*** WYBRANY FRAGMENT

Akcja książki toczy się w Krakowie, gdzie dwie przyjaciółki, czyli rzucająca z dnia na dzień pracę w telewizji Izabela oraz rozwódka Kamila, która odziedziczyła po swojej teściowej popularne pismo dla pań, rozpoczynają nowe życie. Obie panie podejmują się dużego wyzwania, jakim jest przywrócenie dawnej świętości magazynowi, które odziedziczyła Kamila. Obie przyjaciółki czeka bardzo dużo pracy, a także trudnych decyzji związanymi z prowadzeniem pisma. Wychodzą na jaw bardzo istotne tajemnice. Jakie niespodzianki podczas prowadzenia pisma napotkają przyjaciółki?


W książce występuje narracja trzecioosobowa. Nie brakuje opisów pięknych miejsc w Krakowie, gdzie głównie rozgrywa się akcja. Występują również opisy pięknych miejsc w Wenecji, gdzie rozgrywa się jeden z istotnych wątków. Jest dużo pięknych i malowniczych opisów przyrody oraz ogrodów. Jest to książka kierowana do kobiet, ponieważ występują w niej dwie główne bohaterki, czyli przebojowa i zadziorna Izabela oraz spokojna i ułożona Kamila, więc jest z kim się utożsamiać. W tej książce, tak jak w innych książkach tej autorki nie brakuje romansów i pełnych humoru dialogów, są również wątki przyjaźni oraz miłości. Jeśli chodzi o miłość, to występuje w tej książce dużo miłości do zwierząt, co zaważyło na tym, że podobała mi się ta książka najbardziej z książek tej autorki, które miałam okazje przeczytać. Jest to książka przyjemna, która daje nadzieję, o czym mówi również cytat z tyłu książki:
"Bo wszystko jest możliwe, tylko trzeba chcieć i odważnie patrzeć w przyszłość."
"Tylko dobre wiadomości" polecam każdemu, kto chce miło spędzić czas podczas czytania i zrelaksować się przy tym. Książkę czyta się szybko, bo napisana jest bardzo przyjemnym językiem, nawet nie wiem, kiedy przeczytałam pierwsze sto stron. Jest to idealna książka podczas opalania, a także na zabicie czasu w czasie deszczowych dni.

Link do opinii
Avatar użytkownika - redgirl_books
redgirl_books
Przeczytane:2019-03-10,

Izabela Oster jest dziennikarką stacji Global PL. Kobieta dowiaduje się, że wraz ze zmianą prezesa, stacje czekają rewolucje. Dla Izy oznacza to, że jej program zostanie przesunięty na późne godziny wieczorne. Oster nie jest tym zachwycona. Pod wpływem emocji składa wypowiedzenie i odchodzi z Global PL. Jest pewna, że to kwestia chwili, kiedy jej telefon zacznie się rozdzwaniać, a konkurencja o nią bić. Jednak ku jej zdziwieniu wcale tak nie jest, a kobieta zostaje bez pracy i z zaciągniętym kredytem.

******
*** WIERSZE DANYCH

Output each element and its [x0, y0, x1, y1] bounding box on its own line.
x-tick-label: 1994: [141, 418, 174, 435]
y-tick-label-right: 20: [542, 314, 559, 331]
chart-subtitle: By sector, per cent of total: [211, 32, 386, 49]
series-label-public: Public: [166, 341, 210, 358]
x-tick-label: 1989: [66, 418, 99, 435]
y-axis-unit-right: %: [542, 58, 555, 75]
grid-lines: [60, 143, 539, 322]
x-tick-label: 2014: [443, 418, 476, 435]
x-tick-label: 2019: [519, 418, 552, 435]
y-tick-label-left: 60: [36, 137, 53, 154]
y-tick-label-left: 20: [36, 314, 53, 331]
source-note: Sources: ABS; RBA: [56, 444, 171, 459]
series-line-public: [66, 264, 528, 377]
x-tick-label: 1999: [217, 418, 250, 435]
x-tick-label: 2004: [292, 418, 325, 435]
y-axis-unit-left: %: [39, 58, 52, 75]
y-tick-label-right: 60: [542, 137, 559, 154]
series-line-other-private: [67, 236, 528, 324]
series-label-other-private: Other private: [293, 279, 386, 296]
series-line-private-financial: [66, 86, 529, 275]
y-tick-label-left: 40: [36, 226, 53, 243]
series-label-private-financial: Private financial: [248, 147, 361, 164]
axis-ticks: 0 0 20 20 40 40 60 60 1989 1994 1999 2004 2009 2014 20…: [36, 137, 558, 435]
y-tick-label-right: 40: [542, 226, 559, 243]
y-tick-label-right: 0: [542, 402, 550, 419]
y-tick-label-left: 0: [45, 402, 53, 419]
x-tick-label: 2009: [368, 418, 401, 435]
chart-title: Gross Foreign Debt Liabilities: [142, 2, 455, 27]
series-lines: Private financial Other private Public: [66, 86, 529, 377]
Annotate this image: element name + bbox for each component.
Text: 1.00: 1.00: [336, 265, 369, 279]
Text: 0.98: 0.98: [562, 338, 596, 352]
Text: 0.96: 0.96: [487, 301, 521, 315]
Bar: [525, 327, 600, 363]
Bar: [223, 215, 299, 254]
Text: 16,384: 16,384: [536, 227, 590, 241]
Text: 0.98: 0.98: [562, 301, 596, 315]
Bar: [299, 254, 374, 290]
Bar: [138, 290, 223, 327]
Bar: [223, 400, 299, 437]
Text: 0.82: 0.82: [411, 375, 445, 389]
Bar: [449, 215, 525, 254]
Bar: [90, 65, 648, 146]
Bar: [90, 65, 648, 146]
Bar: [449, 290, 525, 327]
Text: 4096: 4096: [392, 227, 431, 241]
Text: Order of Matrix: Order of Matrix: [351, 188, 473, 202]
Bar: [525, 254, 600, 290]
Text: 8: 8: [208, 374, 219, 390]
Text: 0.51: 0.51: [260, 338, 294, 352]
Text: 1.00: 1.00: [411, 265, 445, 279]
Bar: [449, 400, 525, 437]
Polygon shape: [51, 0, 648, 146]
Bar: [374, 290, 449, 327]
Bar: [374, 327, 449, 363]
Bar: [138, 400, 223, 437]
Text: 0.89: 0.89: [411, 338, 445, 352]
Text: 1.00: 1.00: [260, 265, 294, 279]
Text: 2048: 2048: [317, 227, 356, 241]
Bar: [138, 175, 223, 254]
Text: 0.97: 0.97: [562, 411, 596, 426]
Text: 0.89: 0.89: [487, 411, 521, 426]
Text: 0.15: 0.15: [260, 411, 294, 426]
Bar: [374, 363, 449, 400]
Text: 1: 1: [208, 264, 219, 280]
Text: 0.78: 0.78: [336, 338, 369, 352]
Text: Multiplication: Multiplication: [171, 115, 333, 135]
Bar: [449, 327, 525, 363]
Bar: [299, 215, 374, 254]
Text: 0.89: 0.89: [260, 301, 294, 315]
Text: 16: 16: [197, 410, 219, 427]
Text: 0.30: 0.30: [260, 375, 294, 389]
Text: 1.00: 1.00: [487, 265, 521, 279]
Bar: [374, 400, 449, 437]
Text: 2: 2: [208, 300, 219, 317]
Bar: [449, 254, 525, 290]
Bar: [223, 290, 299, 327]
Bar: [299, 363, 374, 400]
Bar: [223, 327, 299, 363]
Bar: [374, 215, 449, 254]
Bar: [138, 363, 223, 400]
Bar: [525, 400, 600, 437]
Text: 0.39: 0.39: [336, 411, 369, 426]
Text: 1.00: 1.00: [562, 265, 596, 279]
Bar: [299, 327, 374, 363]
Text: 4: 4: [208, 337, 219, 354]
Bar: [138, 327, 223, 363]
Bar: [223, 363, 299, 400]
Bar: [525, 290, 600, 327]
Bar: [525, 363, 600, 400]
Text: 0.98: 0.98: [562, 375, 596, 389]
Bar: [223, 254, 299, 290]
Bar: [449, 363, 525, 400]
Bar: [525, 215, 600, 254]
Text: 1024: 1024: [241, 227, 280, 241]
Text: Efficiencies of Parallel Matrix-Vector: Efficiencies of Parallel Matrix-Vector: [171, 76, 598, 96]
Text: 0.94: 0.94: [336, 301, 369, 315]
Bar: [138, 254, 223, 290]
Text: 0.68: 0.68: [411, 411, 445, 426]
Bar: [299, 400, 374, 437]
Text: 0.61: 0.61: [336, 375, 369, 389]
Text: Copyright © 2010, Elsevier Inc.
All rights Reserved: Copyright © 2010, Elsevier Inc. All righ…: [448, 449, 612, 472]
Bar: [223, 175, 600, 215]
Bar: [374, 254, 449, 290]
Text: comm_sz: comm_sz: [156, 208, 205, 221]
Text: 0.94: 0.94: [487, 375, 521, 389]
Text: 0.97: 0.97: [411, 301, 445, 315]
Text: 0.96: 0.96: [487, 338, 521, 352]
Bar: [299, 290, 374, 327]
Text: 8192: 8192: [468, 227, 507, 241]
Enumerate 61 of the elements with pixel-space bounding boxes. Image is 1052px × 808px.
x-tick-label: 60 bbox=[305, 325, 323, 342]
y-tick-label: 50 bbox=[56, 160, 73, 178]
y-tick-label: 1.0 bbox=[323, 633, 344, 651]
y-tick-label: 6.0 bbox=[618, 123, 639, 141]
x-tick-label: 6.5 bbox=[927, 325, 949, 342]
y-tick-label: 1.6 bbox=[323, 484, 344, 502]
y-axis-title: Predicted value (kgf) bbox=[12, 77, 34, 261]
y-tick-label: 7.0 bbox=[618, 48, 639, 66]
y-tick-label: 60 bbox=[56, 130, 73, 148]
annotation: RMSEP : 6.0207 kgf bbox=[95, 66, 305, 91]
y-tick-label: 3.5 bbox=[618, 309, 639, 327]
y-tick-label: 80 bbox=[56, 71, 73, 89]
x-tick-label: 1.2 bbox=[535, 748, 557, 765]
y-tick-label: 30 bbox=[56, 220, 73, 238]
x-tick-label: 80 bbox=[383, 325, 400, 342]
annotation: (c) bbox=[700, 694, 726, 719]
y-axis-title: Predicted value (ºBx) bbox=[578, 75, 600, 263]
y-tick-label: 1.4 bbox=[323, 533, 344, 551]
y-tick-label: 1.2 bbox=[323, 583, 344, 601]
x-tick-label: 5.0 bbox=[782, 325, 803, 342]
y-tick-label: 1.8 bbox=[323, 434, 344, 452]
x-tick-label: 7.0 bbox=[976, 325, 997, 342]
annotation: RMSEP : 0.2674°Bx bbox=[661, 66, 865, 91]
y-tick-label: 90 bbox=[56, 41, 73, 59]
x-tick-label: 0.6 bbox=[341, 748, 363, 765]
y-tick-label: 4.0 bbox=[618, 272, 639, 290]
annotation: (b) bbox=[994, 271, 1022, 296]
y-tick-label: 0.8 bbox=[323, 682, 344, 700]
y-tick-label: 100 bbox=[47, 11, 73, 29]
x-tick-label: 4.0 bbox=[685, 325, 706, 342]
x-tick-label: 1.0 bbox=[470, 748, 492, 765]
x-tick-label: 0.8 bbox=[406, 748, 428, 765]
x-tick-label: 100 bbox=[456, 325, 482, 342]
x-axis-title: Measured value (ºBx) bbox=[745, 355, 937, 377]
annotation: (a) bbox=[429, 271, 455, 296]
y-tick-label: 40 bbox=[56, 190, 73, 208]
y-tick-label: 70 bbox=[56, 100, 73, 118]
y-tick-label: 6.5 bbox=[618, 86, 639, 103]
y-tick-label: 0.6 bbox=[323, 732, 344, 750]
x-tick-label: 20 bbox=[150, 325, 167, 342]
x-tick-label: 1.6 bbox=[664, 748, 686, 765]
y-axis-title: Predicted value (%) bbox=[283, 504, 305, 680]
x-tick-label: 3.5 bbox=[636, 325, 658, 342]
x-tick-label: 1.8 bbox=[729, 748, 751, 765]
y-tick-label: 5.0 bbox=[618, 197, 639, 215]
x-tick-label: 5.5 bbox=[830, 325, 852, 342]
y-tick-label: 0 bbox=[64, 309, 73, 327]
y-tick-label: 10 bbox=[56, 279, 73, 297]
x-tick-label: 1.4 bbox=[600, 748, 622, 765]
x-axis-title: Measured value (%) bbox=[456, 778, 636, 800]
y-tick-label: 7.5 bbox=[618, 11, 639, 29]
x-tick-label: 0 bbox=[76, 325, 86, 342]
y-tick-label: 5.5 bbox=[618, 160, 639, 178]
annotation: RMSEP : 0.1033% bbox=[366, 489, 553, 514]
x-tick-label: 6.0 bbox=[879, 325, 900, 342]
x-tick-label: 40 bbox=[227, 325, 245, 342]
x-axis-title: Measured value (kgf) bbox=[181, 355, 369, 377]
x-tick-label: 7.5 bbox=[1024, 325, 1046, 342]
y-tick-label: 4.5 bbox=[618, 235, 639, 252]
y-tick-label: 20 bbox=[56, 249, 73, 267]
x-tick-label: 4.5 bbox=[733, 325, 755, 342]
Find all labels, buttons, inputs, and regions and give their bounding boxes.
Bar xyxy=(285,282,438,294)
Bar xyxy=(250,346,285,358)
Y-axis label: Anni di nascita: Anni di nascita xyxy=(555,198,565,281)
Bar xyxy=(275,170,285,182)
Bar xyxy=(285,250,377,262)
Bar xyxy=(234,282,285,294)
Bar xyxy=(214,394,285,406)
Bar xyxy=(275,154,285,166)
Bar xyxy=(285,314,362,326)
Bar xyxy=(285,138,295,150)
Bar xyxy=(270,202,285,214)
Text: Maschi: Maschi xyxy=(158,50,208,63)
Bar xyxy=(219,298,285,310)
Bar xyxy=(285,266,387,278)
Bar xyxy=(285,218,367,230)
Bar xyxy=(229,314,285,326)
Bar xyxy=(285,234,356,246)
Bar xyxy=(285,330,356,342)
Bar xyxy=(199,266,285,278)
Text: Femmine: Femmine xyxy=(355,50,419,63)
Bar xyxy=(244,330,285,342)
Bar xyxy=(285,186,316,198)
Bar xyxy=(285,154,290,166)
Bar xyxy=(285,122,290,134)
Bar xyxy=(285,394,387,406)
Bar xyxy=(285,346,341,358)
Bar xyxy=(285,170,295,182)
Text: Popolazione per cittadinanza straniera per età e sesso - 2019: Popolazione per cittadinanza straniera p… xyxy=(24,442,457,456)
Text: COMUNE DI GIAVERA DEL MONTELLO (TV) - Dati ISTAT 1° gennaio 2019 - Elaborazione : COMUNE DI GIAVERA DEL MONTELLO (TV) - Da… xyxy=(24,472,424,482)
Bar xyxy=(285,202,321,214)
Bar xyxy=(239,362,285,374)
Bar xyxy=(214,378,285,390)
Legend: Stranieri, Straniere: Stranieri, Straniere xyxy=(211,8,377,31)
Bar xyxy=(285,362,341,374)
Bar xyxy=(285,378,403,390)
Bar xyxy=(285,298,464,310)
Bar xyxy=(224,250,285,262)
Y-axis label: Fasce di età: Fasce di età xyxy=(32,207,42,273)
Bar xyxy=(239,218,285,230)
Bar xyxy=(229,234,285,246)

******

__CEL ZADANIA 1__
Odpowiedz na pytania do fragmentu o książce „Tylko dobre wiadomości”:
(a) W jakim mieście głównie rozgrywa się akcja książki?
(b) W jakiej stacji pracuje Izabela Oster?
(c) Na jakie godziny ma zostać przesunięty program Izy?
__CEL ZADANIA 2__
Czy te stwierdzenia zgadzają się z fragmentem o książce „Tylko dobre wiadomości”?
(a) W książce występuje narracja pierwszoosobowa.
(b) Kamila odziedziczyła pismo po swojej teściowej.
(c) Po odejściu z Global PL Izabela szybko dostaje nowe propozycje pracy.
__CEL ZADANIA 3__
Dopisz dalszy ciąg fragmentu o książce „Tylko dobre wiadomości”, zaczynając po jego ostatnim zdaniu.

__WYNIK 1__
(a) W Krakowie.
(b) W stacji Global PL.
(c) Na późne godziny wieczorne.

__WYNIK 2__
(a) Nie: „W książce występuje narracja trzecioosobowa.”
(b) Tak: „odziedziczyła po swojej teściowej popularne pismo dla pań”
(c) Nie: „Jednak ku jej zdziwieniu wcale tak nie jest, a kobieta zostaje bez pracy i z zaciągniętym kredytem.”

__WYNIK 3__
Wtedy na pomoc przychodzi jej przyjaciółka - Kamila Rudnicka Clement. Kobieta odziedziczyła po zmarłej teściowej pismo dla pań, które pomimo tego, że na siebie zarabia, lata świetności już dawno ma za sobą. Kamila proponuje Izie wspólnictwo. Obydwoje kobiety mają w planach przywrócić magazynowi dawną świetność. Przeprowadzają się do Krakowa, gdzie znajduje się jego siedziba. Na Kamilę i Izabelę czekają nowe możliwości, wycieczka do romantycznej Wenecji i... miłość.


Zaczynając tę książkę byłam jak najlepszej myśli. Początek zapowiadał się obiecująco: było ciekawie, a silne, niezależne kobiece postacie obiecywały, że ta lektura okaże się czymś naprawdę świetnym. W końcu w większości książek postacie kobiece są kreowane na typowo słabą płeć. Tu było inaczej, bo Izabela wiedziała czego chce, nie bała się na głos wypowiadać swojego zdania i tak jak jej przyjaciółka - była nieustępliwa. Jednym słowem przebojowa babka. Kamila też, ale jednak trochę mniej. 

Więc, co mi nie odpowiadało?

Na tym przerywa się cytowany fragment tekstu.